Reproduce the listing with every occurrence of "Escape barrier (eV)" renamed to "Barrier height (eV)", leaving all other lines unchanged. Omit the pictures from your answer.

-- Start of Raw records --

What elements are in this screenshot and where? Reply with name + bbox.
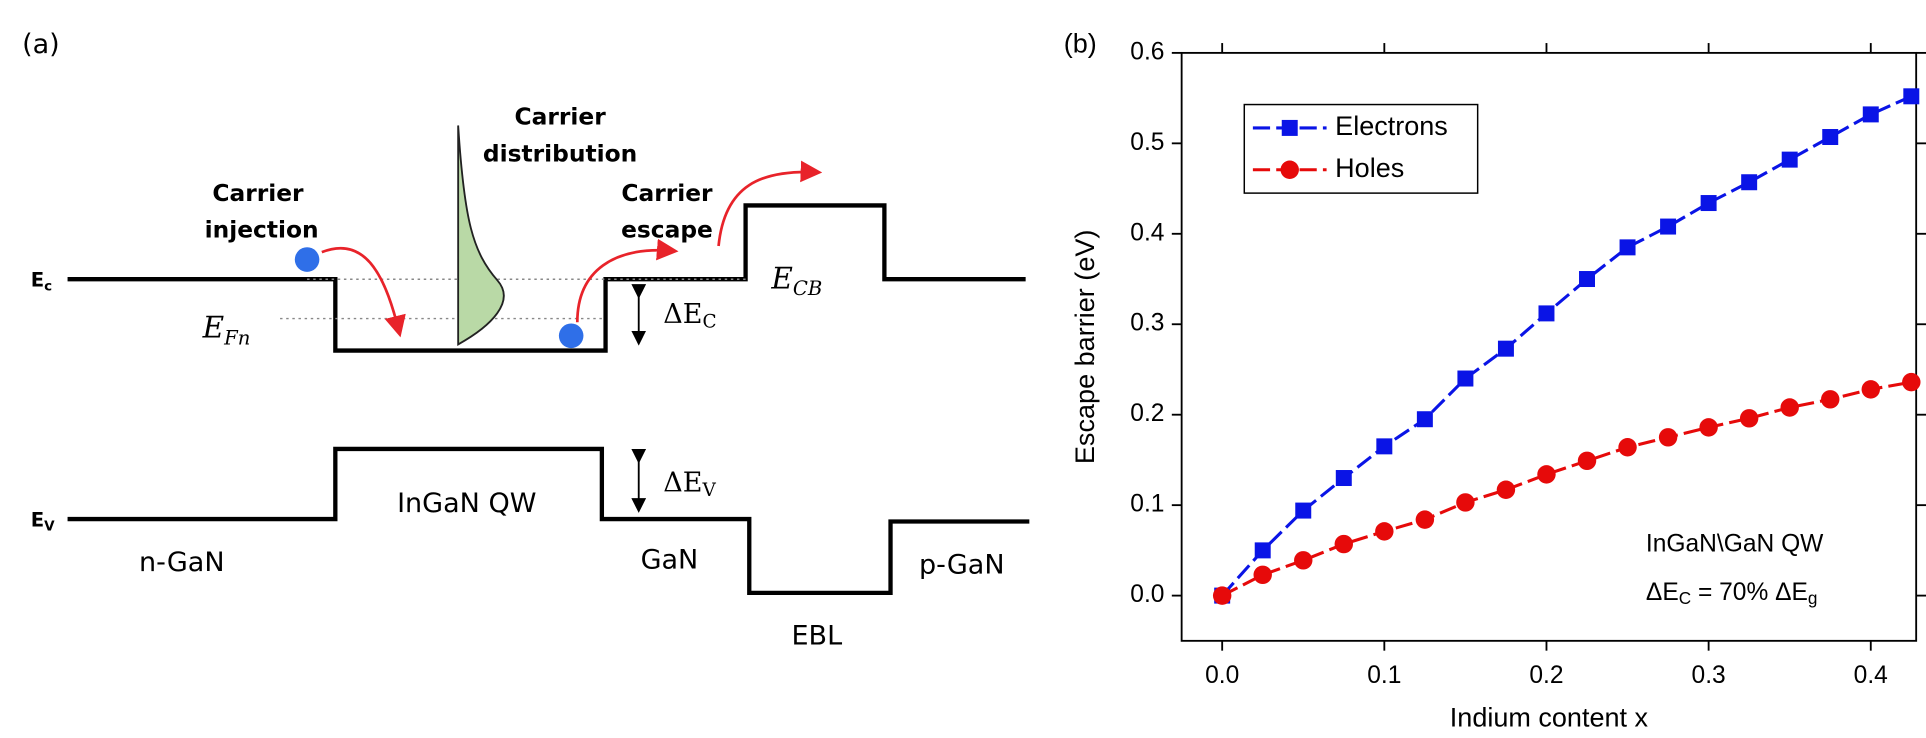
escape-arrow xyxy=(717,160,823,247)
legend-label: Electrons xyxy=(1335,111,1448,141)
annotation: InGaN\GaN QW xyxy=(1646,530,1824,557)
annotation: ΔEC = 70% ΔEg xyxy=(1646,578,1818,607)
panel-label: (a) xyxy=(22,29,60,60)
ecb-label: ECB xyxy=(770,261,822,299)
x-axis-label: Indium content x xyxy=(1450,703,1649,733)
marker xyxy=(1212,586,1232,605)
marker xyxy=(1537,465,1556,484)
marker xyxy=(1700,195,1717,212)
marker xyxy=(1821,390,1840,409)
ev-label: EV xyxy=(31,508,55,535)
region-label: n-GaN xyxy=(139,547,225,578)
marker xyxy=(1862,106,1879,123)
x-tick-label: 0.2 xyxy=(1529,662,1563,689)
x-tick-label: 0.3 xyxy=(1692,662,1726,689)
carrier-dot xyxy=(558,323,584,349)
marker xyxy=(1457,370,1474,387)
marker xyxy=(1618,438,1637,457)
legend-marker xyxy=(1280,160,1299,179)
marker xyxy=(1295,502,1312,519)
region-label: EBL xyxy=(792,621,843,652)
y-tick-label: 0.3 xyxy=(1130,310,1164,337)
legend-label: Holes xyxy=(1335,153,1404,183)
delta-ev-label: ΔEV xyxy=(663,467,716,501)
marker xyxy=(1780,398,1799,417)
legend-marker xyxy=(1281,119,1298,136)
marker xyxy=(1415,510,1435,529)
diagram: (a) Carrier distribution Carrier injecti… xyxy=(22,29,1030,652)
efn-label: EFn xyxy=(202,311,251,349)
marker xyxy=(1902,372,1921,392)
label: escape xyxy=(621,216,713,244)
region-label: InGaN QW xyxy=(397,488,536,519)
carrier-distribution-shape xyxy=(457,125,505,346)
marker xyxy=(1496,480,1516,499)
marker xyxy=(1577,451,1597,471)
marker xyxy=(1619,239,1636,256)
marker xyxy=(1699,418,1718,437)
marker xyxy=(1416,411,1433,428)
marker xyxy=(1741,174,1758,191)
marker xyxy=(1861,380,1880,399)
plot-frame xyxy=(1180,51,1918,642)
label: distribution xyxy=(483,139,637,167)
y-axis-label: Escape barrier (eV) xyxy=(1070,230,1100,465)
marker xyxy=(1781,151,1798,168)
region-label: p-GaN xyxy=(919,549,1005,580)
marker xyxy=(1538,305,1555,322)
y-tick-label: 0.6 xyxy=(1130,38,1164,65)
marker xyxy=(1658,428,1678,447)
marker xyxy=(1579,271,1595,288)
carrier-dot xyxy=(294,247,320,272)
marker xyxy=(1376,438,1393,455)
marker xyxy=(1822,129,1839,146)
x-tick-label: 0.4 xyxy=(1854,662,1888,689)
y-tick-label: 0.1 xyxy=(1130,491,1164,518)
panel-label: (b) xyxy=(1064,29,1097,59)
label: Carrier xyxy=(212,179,304,207)
label: Carrier xyxy=(515,103,607,131)
y-tick-label: 0.4 xyxy=(1130,219,1164,246)
escape-arrow xyxy=(575,238,679,323)
marker xyxy=(1903,88,1920,105)
y-tick-label: 0.0 xyxy=(1130,581,1164,608)
marker xyxy=(1660,218,1677,235)
marker xyxy=(1253,565,1272,585)
marker xyxy=(1375,522,1394,541)
marker xyxy=(1335,470,1352,487)
chart: (b) Indium content x Escape barrier (eV)… xyxy=(1064,29,1926,733)
delta-ec-label: ΔEC xyxy=(663,298,716,332)
valence-band xyxy=(67,446,1030,596)
x-tick-label: 0.1 xyxy=(1367,662,1401,689)
x-tick-label: 0.0 xyxy=(1205,662,1239,689)
y-tick-label: 0.2 xyxy=(1130,400,1164,427)
injection-arrow xyxy=(321,246,406,338)
legend xyxy=(1243,103,1479,194)
series-line xyxy=(1221,380,1912,597)
ec-label: Ec xyxy=(31,268,52,295)
marker xyxy=(1334,534,1354,554)
y-tick-label: 0.5 xyxy=(1130,129,1164,156)
marker xyxy=(1739,409,1759,428)
marker xyxy=(1254,542,1271,559)
marker xyxy=(1456,493,1475,512)
marker xyxy=(1497,340,1514,357)
label: injection xyxy=(205,216,319,244)
marker xyxy=(1294,551,1313,570)
label: Carrier xyxy=(621,179,713,207)
region-label: GaN xyxy=(641,544,699,575)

-- End of Raw records --

Expected output =
What elements are in this screenshot and where? Reply with name + bbox.
escape-arrow xyxy=(717,160,823,247)
legend-label: Electrons xyxy=(1335,111,1448,141)
annotation: InGaN\GaN QW xyxy=(1646,530,1824,557)
annotation: ΔEC = 70% ΔEg xyxy=(1646,578,1818,607)
panel-label: (a) xyxy=(22,29,60,60)
ecb-label: ECB xyxy=(770,261,822,299)
x-axis-label: Indium content x xyxy=(1450,703,1649,733)
marker xyxy=(1212,586,1232,605)
marker xyxy=(1537,465,1556,484)
marker xyxy=(1700,195,1717,212)
marker xyxy=(1821,390,1840,409)
ev-label: EV xyxy=(31,508,55,535)
region-label: n-GaN xyxy=(139,547,225,578)
marker xyxy=(1862,106,1879,123)
x-tick-label: 0.2 xyxy=(1529,662,1563,689)
x-tick-label: 0.3 xyxy=(1692,662,1726,689)
carrier-dot xyxy=(558,323,584,349)
marker xyxy=(1457,370,1474,387)
marker xyxy=(1618,438,1637,457)
legend-marker xyxy=(1280,160,1299,179)
marker xyxy=(1295,502,1312,519)
region-label: EBL xyxy=(792,621,843,652)
y-tick-label: 0.3 xyxy=(1130,310,1164,337)
legend-label: Holes xyxy=(1335,153,1404,183)
delta-ev-label: ΔEV xyxy=(663,467,716,501)
marker xyxy=(1780,398,1799,417)
legend-marker xyxy=(1281,119,1298,136)
marker xyxy=(1415,510,1435,529)
diagram: (a) Carrier distribution Carrier injecti… xyxy=(22,29,1030,652)
efn-label: EFn xyxy=(202,311,251,349)
marker xyxy=(1902,372,1921,392)
label: escape xyxy=(621,216,713,244)
region-label: InGaN QW xyxy=(397,488,536,519)
carrier-distribution-shape xyxy=(457,125,505,346)
marker xyxy=(1496,480,1516,499)
marker xyxy=(1577,451,1597,471)
marker xyxy=(1619,239,1636,256)
marker xyxy=(1699,418,1718,437)
marker xyxy=(1416,411,1433,428)
marker xyxy=(1741,174,1758,191)
marker xyxy=(1861,380,1880,399)
plot-frame xyxy=(1180,51,1918,642)
label: distribution xyxy=(483,139,637,167)
y-axis-label: Barrier height (eV) xyxy=(1070,230,1100,465)
marker xyxy=(1781,151,1798,168)
region-label: p-GaN xyxy=(919,549,1005,580)
marker xyxy=(1538,305,1555,322)
y-tick-label: 0.6 xyxy=(1130,38,1164,65)
marker xyxy=(1658,428,1678,447)
marker xyxy=(1579,271,1595,288)
carrier-dot xyxy=(294,247,320,272)
marker xyxy=(1376,438,1393,455)
marker xyxy=(1822,129,1839,146)
x-tick-label: 0.4 xyxy=(1854,662,1888,689)
y-tick-label: 0.1 xyxy=(1130,491,1164,518)
panel-label: (b) xyxy=(1064,29,1097,59)
label: Carrier xyxy=(212,179,304,207)
label: Carrier xyxy=(515,103,607,131)
y-tick-label: 0.4 xyxy=(1130,219,1164,246)
escape-arrow xyxy=(575,238,679,323)
marker xyxy=(1903,88,1920,105)
y-tick-label: 0.0 xyxy=(1130,581,1164,608)
marker xyxy=(1660,218,1677,235)
marker xyxy=(1253,565,1272,585)
marker xyxy=(1375,522,1394,541)
marker xyxy=(1335,470,1352,487)
chart: (b) Indium content x Barrier height (eV)… xyxy=(1064,29,1926,733)
delta-ec-label: ΔEC xyxy=(663,298,716,332)
valence-band xyxy=(67,446,1030,596)
x-tick-label: 0.1 xyxy=(1367,662,1401,689)
x-tick-label: 0.0 xyxy=(1205,662,1239,689)
y-tick-label: 0.2 xyxy=(1130,400,1164,427)
injection-arrow xyxy=(321,246,406,338)
legend xyxy=(1243,103,1479,194)
series-line xyxy=(1221,380,1912,597)
ec-label: Ec xyxy=(31,268,52,295)
marker xyxy=(1334,534,1354,554)
y-tick-label: 0.5 xyxy=(1130,129,1164,156)
marker xyxy=(1739,409,1759,428)
marker xyxy=(1254,542,1271,559)
marker xyxy=(1456,493,1475,512)
marker xyxy=(1497,340,1514,357)
label: injection xyxy=(205,216,319,244)
marker xyxy=(1294,551,1313,570)
label: Carrier xyxy=(621,179,713,207)
region-label: GaN xyxy=(641,544,699,575)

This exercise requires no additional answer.